WRITTEN EXERCISE » Gather up every line that includes the string "Position".

───── ENTRIES SUPPLIED ─────

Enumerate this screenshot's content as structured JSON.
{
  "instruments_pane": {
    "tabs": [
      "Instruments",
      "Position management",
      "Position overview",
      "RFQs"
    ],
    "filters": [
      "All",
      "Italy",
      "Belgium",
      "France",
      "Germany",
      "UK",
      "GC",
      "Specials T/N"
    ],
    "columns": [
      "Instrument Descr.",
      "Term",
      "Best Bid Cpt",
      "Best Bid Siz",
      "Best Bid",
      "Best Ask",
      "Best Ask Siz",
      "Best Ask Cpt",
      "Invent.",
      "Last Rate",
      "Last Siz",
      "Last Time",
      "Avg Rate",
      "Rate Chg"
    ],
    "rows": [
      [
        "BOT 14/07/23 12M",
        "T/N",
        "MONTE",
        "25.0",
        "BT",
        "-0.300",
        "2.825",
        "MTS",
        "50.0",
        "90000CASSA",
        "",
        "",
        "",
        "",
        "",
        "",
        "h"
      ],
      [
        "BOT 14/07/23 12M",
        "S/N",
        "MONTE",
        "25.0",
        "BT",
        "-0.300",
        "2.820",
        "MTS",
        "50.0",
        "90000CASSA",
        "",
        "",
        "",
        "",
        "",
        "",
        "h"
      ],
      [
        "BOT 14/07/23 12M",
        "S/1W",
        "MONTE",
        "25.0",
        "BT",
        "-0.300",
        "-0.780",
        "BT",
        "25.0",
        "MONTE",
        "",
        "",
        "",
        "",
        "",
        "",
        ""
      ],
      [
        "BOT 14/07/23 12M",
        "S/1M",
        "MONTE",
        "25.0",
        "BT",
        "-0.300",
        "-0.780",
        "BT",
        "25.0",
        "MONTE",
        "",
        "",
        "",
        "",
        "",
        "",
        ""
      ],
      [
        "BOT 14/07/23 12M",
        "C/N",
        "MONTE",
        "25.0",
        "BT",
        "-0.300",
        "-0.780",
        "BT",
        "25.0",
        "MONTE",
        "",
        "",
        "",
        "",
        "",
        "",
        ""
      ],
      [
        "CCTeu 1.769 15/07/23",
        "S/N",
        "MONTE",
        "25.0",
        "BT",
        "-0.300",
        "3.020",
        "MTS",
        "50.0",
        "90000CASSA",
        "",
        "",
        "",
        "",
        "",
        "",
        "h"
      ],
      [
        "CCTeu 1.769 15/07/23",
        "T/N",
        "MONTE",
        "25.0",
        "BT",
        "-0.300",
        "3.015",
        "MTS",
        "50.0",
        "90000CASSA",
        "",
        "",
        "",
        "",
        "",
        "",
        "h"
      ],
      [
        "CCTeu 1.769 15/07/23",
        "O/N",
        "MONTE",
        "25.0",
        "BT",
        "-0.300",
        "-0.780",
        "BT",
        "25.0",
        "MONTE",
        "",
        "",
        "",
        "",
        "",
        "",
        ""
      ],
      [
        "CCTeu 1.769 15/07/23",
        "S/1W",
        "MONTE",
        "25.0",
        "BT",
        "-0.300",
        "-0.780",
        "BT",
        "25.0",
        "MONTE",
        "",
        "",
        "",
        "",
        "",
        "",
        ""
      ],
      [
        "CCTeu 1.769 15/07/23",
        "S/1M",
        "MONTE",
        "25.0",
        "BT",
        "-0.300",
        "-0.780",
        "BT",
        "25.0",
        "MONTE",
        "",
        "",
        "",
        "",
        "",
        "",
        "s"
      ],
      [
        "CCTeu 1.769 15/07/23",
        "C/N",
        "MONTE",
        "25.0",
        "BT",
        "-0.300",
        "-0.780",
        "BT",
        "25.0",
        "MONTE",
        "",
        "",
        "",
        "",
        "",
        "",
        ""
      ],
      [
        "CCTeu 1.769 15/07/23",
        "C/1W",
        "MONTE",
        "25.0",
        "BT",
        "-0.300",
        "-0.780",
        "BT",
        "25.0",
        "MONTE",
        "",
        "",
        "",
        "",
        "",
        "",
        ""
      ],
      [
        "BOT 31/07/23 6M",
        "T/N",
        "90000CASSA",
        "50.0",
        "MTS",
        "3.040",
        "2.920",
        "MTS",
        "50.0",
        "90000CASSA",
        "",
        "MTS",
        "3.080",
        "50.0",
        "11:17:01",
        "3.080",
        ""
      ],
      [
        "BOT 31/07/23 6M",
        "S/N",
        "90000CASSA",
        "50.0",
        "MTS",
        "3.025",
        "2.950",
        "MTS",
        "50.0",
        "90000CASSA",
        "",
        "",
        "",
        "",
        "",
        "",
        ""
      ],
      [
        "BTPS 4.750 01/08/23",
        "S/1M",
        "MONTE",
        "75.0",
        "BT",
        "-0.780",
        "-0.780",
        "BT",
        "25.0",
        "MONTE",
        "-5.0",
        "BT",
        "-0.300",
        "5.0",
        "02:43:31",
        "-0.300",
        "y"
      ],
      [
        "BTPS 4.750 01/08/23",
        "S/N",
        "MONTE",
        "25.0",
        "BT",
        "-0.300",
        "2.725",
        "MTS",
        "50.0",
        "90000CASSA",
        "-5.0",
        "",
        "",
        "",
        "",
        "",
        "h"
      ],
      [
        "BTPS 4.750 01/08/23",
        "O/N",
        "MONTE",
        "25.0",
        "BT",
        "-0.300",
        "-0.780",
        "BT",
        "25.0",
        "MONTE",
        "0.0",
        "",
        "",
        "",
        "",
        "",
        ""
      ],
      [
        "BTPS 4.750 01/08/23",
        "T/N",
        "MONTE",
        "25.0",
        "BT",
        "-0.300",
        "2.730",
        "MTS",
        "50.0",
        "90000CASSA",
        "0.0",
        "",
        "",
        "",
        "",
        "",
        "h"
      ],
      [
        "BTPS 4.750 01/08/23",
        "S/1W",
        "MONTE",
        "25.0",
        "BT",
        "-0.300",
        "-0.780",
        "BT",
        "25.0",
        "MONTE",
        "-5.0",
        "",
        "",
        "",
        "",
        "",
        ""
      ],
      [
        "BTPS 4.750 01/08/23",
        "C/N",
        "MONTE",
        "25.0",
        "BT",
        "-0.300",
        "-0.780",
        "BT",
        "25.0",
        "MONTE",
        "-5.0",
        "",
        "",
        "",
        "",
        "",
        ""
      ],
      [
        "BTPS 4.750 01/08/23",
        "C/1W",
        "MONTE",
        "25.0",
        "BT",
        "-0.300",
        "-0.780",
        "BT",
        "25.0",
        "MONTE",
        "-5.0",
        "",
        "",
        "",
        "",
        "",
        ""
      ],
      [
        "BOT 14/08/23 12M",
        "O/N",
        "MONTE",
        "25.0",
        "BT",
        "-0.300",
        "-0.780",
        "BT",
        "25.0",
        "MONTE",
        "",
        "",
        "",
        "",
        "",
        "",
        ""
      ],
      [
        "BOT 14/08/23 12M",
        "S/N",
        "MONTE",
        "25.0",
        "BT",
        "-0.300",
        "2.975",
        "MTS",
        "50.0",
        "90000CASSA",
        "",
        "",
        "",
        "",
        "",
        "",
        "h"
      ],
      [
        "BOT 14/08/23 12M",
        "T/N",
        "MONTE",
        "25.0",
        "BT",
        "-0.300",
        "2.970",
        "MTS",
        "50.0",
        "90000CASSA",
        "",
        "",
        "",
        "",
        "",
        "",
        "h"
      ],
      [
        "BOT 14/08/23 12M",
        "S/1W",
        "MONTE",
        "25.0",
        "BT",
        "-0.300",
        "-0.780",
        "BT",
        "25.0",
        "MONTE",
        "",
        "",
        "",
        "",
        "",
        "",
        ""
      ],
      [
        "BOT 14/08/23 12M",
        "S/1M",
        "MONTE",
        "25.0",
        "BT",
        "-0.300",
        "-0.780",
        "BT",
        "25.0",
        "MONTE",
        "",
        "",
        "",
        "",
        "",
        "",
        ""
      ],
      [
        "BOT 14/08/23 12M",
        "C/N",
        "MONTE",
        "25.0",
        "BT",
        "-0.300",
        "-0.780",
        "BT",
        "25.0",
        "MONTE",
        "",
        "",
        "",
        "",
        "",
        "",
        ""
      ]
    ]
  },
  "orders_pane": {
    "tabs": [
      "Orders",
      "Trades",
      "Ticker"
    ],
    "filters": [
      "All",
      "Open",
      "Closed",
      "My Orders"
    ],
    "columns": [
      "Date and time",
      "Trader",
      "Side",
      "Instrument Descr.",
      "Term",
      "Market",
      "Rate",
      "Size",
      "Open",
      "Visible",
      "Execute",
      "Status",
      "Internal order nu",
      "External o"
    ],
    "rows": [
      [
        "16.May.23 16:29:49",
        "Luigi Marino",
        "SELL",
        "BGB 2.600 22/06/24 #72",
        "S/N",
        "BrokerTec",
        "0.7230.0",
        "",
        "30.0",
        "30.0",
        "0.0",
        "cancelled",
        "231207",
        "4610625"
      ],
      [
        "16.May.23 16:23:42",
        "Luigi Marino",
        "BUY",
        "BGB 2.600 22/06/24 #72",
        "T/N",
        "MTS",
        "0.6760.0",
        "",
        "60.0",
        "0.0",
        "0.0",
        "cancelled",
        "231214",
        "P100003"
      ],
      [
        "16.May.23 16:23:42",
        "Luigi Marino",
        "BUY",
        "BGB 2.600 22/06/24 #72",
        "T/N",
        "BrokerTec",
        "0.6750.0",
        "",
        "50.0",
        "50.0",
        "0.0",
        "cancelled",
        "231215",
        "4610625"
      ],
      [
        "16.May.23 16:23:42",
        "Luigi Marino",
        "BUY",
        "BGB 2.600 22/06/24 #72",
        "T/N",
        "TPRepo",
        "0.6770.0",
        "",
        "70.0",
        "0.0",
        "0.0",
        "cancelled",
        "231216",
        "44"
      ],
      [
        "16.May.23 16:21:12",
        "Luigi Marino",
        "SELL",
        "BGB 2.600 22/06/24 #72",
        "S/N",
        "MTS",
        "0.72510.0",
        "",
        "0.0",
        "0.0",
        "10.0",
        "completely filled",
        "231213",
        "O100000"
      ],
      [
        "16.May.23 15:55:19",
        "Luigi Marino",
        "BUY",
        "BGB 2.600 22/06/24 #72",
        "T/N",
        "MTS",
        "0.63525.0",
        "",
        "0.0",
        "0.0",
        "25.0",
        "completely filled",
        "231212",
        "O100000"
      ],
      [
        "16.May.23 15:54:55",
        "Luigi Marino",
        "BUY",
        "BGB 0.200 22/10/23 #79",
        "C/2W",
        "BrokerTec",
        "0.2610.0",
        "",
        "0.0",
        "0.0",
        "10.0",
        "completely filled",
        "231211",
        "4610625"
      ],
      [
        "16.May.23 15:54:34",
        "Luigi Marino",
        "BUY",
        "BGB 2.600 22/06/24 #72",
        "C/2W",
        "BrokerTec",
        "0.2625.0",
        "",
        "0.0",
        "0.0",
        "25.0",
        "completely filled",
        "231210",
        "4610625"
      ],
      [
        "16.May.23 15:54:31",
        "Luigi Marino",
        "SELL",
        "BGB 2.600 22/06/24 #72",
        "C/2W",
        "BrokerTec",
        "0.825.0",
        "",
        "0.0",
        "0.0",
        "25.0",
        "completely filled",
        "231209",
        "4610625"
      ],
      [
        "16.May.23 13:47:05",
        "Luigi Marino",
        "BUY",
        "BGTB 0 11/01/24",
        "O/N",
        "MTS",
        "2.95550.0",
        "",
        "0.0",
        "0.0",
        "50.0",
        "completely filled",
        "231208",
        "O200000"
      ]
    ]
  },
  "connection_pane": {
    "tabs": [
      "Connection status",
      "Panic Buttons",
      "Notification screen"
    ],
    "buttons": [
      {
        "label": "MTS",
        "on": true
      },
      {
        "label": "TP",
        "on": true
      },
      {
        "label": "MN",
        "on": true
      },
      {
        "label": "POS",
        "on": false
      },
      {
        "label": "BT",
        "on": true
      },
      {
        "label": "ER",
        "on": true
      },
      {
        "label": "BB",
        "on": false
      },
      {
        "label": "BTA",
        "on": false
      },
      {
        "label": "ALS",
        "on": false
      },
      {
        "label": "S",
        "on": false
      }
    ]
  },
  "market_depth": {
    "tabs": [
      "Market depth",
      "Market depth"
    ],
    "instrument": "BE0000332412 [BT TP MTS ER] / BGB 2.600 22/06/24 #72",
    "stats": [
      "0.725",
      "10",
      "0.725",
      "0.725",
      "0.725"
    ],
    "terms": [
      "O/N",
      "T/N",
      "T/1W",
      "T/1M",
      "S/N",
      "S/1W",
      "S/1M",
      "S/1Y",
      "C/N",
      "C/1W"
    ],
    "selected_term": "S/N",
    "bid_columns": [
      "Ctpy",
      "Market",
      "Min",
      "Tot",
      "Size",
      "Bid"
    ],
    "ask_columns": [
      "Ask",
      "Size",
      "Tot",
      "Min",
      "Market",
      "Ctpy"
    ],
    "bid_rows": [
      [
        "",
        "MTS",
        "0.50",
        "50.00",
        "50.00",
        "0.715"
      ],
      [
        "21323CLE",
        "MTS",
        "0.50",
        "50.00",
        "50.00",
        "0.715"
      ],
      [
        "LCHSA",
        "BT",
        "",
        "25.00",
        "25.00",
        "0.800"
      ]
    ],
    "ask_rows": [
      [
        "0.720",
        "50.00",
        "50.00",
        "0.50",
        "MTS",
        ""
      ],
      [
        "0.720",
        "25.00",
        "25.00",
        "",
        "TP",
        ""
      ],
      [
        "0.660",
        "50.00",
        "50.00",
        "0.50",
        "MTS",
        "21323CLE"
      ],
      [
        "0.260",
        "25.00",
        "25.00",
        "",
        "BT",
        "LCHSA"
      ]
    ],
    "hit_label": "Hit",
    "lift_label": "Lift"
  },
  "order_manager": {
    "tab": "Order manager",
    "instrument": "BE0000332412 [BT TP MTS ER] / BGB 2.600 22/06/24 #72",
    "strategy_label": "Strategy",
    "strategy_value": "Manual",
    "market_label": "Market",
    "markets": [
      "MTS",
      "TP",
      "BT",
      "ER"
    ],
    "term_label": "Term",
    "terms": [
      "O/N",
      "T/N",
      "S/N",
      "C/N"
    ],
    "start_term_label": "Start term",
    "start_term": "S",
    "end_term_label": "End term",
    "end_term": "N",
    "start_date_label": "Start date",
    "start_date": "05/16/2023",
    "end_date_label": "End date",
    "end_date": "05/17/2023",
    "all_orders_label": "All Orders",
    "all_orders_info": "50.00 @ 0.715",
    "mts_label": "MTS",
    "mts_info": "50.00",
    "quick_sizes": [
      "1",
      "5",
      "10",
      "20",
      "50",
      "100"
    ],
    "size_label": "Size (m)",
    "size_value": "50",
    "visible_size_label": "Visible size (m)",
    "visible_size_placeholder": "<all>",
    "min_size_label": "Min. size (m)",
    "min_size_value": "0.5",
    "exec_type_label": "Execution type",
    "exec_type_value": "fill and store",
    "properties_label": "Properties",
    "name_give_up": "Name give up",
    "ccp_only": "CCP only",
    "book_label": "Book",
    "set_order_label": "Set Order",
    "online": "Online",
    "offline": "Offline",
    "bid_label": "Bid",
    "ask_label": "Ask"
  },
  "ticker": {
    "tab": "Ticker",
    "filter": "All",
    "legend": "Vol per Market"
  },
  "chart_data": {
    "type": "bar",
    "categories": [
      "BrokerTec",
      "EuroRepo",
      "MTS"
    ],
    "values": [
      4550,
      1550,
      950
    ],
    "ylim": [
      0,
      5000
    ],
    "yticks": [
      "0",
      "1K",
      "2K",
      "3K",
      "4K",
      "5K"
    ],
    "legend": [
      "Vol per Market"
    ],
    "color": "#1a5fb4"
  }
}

─────

SOLUTION FOR THIS EXERCISE »
      "Position management",
      "Position overview",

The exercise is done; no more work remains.